▶ _Exercise brief_
Reproduce the data that follows in its entirety, character for character.

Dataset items
-------

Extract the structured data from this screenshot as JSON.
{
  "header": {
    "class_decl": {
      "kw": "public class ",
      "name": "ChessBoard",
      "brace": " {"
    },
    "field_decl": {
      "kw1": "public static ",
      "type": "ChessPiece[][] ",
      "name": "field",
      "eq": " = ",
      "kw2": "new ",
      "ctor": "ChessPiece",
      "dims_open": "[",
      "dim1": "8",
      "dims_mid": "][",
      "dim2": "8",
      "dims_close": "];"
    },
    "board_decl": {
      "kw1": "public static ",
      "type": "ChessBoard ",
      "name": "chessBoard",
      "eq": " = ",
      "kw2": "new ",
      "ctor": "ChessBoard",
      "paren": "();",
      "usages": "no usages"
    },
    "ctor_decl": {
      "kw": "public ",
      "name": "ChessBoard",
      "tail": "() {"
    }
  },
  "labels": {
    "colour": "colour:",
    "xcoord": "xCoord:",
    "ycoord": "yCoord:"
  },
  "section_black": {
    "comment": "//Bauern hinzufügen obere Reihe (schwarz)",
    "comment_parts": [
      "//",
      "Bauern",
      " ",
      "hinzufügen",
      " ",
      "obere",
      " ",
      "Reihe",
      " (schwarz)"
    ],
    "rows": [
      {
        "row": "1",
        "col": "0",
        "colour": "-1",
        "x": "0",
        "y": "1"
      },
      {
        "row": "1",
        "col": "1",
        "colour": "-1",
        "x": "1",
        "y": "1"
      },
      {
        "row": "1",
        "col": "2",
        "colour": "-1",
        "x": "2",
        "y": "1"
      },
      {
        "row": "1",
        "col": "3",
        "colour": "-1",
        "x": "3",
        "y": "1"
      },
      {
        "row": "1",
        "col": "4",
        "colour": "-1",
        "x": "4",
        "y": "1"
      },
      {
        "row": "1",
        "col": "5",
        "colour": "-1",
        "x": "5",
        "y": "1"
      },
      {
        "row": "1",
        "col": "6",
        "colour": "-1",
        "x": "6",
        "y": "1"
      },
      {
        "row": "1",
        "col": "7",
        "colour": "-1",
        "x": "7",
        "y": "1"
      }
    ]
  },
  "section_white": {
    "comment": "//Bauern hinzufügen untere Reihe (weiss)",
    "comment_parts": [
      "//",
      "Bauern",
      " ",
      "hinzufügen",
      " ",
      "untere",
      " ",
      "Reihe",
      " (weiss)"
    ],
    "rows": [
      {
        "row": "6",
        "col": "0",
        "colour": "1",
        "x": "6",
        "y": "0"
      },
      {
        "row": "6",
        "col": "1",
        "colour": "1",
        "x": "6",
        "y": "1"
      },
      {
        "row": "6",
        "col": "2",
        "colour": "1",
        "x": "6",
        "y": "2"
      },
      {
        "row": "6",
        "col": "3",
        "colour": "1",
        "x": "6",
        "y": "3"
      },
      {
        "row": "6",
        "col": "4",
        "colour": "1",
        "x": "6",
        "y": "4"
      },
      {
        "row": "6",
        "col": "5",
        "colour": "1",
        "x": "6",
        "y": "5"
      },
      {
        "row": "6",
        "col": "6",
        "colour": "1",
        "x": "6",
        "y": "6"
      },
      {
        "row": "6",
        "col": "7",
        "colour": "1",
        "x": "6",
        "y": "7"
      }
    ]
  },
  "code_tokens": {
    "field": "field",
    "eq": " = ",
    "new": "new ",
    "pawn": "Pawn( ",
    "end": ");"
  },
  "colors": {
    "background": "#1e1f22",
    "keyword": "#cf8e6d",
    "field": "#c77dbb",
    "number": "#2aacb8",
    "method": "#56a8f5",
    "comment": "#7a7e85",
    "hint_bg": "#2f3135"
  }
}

-------

▶ _Reply_
Extract the structured data from this screenshot as JSON.
{
  "header": {
    "class_decl": {
      "kw": "public class ",
      "name": "ChessBoard",
      "brace": " {"
    },
    "field_decl": {
      "kw1": "public static ",
      "type": "ChessPiece[][] ",
      "name": "field",
      "eq": " = ",
      "kw2": "new ",
      "ctor": "ChessPiece",
      "dims_open": "[",
      "dim1": "8",
      "dims_mid": "][",
      "dim2": "8",
      "dims_close": "];"
    },
    "board_decl": {
      "kw1": "public static ",
      "type": "ChessBoard ",
      "name": "chessBoard",
      "eq": " = ",
      "kw2": "new ",
      "ctor": "ChessBoard",
      "paren": "();",
      "usages": "no usages"
    },
    "ctor_decl": {
      "kw": "public ",
      "name": "ChessBoard",
      "tail": "() {"
    }
  },
  "labels": {
    "colour": "colour:",
    "xcoord": "xCoord:",
    "ycoord": "yCoord:"
  },
  "section_black": {
    "comment": "//Bauern hinzufügen obere Reihe (schwarz)",
    "comment_parts": [
      "//",
      "Bauern",
      " ",
      "hinzufügen",
      " ",
      "obere",
      " ",
      "Reihe",
      " (schwarz)"
    ],
    "rows": [
      {
        "row": "1",
        "col": "0",
        "colour": "-1",
        "x": "0",
        "y": "1"
      },
      {
        "row": "1",
        "col": "1",
        "colour": "-1",
        "x": "1",
        "y": "1"
      },
      {
        "row": "1",
        "col": "2",
        "colour": "-1",
        "x": "2",
        "y": "1"
      },
      {
        "row": "1",
        "col": "3",
        "colour": "-1",
        "x": "3",
        "y": "1"
      },
      {
        "row": "1",
        "col": "4",
        "colour": "-1",
        "x": "4",
        "y": "1"
      },
      {
        "row": "1",
        "col": "5",
        "colour": "-1",
        "x": "5",
        "y": "1"
      },
      {
        "row": "1",
        "col": "6",
        "colour": "-1",
        "x": "6",
        "y": "1"
      },
      {
        "row": "1",
        "col": "7",
        "colour": "-1",
        "x": "7",
        "y": "1"
      }
    ]
  },
  "section_white": {
    "comment": "//Bauern hinzufügen untere Reihe (weiss)",
    "comment_parts": [
      "//",
      "Bauern",
      " ",
      "hinzufügen",
      " ",
      "untere",
      " ",
      "Reihe",
      " (weiss)"
    ],
    "rows": [
      {
        "row": "6",
        "col": "0",
        "colour": "1",
        "x": "6",
        "y": "0"
      },
      {
        "row": "6",
        "col": "1",
        "colour": "1",
        "x": "6",
        "y": "1"
      },
      {
        "row": "6",
        "col": "2",
        "colour": "1",
        "x": "6",
        "y": "2"
      },
      {
        "row": "6",
        "col": "3",
        "colour": "1",
        "x": "6",
        "y": "3"
      },
      {
        "row": "6",
        "col": "4",
        "colour": "1",
        "x": "6",
        "y": "4"
      },
      {
        "row": "6",
        "col": "5",
        "colour": "1",
        "x": "6",
        "y": "5"
      },
      {
        "row": "6",
        "col": "6",
        "colour": "1",
        "x": "6",
        "y": "6"
      },
      {
        "row": "6",
        "col": "7",
        "colour": "1",
        "x": "6",
        "y": "7"
      }
    ]
  },
  "code_tokens": {
    "field": "field",
    "eq": " = ",
    "new": "new ",
    "pawn": "Pawn( ",
    "end": ");"
  },
  "colors": {
    "background": "#1e1f22",
    "keyword": "#cf8e6d",
    "field": "#c77dbb",
    "number": "#2aacb8",
    "method": "#56a8f5",
    "comment": "#7a7e85",
    "hint_bg": "#2f3135"
  }
}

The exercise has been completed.